AIM -> Each record that follows should be repeated exactly, minus any images.

SUPPLIED DATA ->

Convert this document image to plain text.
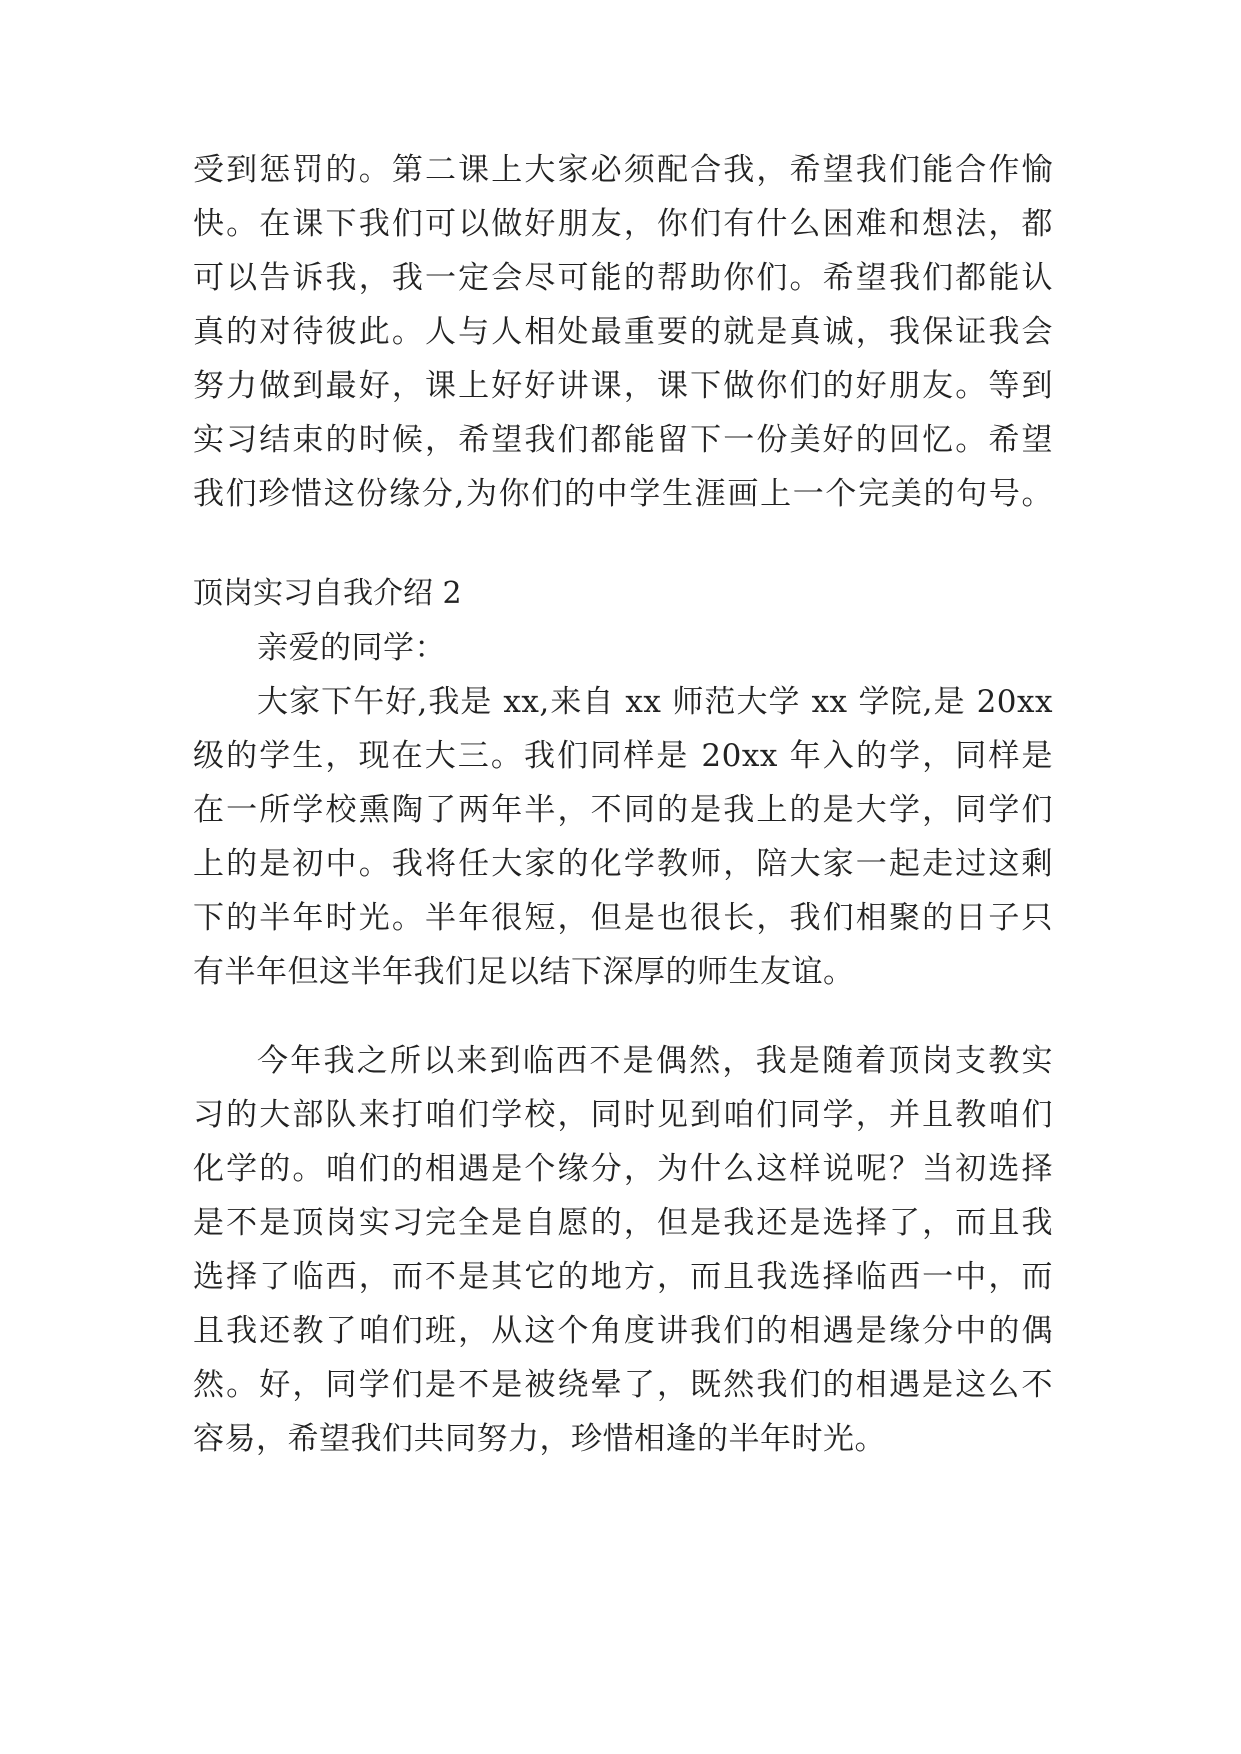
受到惩罚的。第二课上大家必须配合我，希望我们能合作愉
快。在课下我们可以做好朋友，你们有什么困难和想法，都
可以告诉我，我一定会尽可能的帮助你们。希望我们都能认
真的对待彼此。人与人相处最重要的就是真诚，我保证我会
努力做到最好，课上好好讲课，课下做你们的好朋友。等到
实习结束的时候，希望我们都能留下一份美好的回忆。希望
我们珍惜这份缘分,为你们的中学生涯画上一个完美的句号。
顶岗实习自我介绍 2
亲爱的同学：
大家下午好,我是 xx,来自 xx 师范大学 xx 学院,是 20xx
级的学生，现在大三。我们同样是 20xx 年入的学，同样是
在一所学校熏陶了两年半，不同的是我上的是大学，同学们
上的是初中。我将任大家的化学教师，陪大家一起走过这剩
下的半年时光。半年很短，但是也很长，我们相聚的日子只
有半年但这半年我们足以结下深厚的师生友谊。
今年我之所以来到临西不是偶然，我是随着顶岗支教实
习的大部队来打咱们学校，同时见到咱们同学，并且教咱们
化学的。咱们的相遇是个缘分，为什么这样说呢？当初选择
是不是顶岗实习完全是自愿的，但是我还是选择了，而且我
选择了临西，而不是其它的地方，而且我选择临西一中，而
且我还教了咱们班，从这个角度讲我们的相遇是缘分中的偶
然。好，同学们是不是被绕晕了，既然我们的相遇是这么不
容易，希望我们共同努力，珍惜相逢的半年时光。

REPLY TO THE TASK ->
Convert this document image to plain text.
受到惩罚的。第二课上大家必须配合我，希望我们能合作愉
快。在课下我们可以做好朋友，你们有什么困难和想法，都
可以告诉我，我一定会尽可能的帮助你们。希望我们都能认
真的对待彼此。人与人相处最重要的就是真诚，我保证我会
努力做到最好，课上好好讲课，课下做你们的好朋友。等到
实习结束的时候，希望我们都能留下一份美好的回忆。希望
我们珍惜这份缘分,为你们的中学生涯画上一个完美的句号。
顶岗实习自我介绍 2
亲爱的同学：
大家下午好,我是 xx,来自 xx 师范大学 xx 学院,是 20xx
级的学生，现在大三。我们同样是 20xx 年入的学，同样是
在一所学校熏陶了两年半，不同的是我上的是大学，同学们
上的是初中。我将任大家的化学教师，陪大家一起走过这剩
下的半年时光。半年很短，但是也很长，我们相聚的日子只
有半年但这半年我们足以结下深厚的师生友谊。
今年我之所以来到临西不是偶然，我是随着顶岗支教实
习的大部队来打咱们学校，同时见到咱们同学，并且教咱们
化学的。咱们的相遇是个缘分，为什么这样说呢？当初选择
是不是顶岗实习完全是自愿的，但是我还是选择了，而且我
选择了临西，而不是其它的地方，而且我选择临西一中，而
且我还教了咱们班，从这个角度讲我们的相遇是缘分中的偶
然。好，同学们是不是被绕晕了，既然我们的相遇是这么不
容易，希望我们共同努力，珍惜相逢的半年时光。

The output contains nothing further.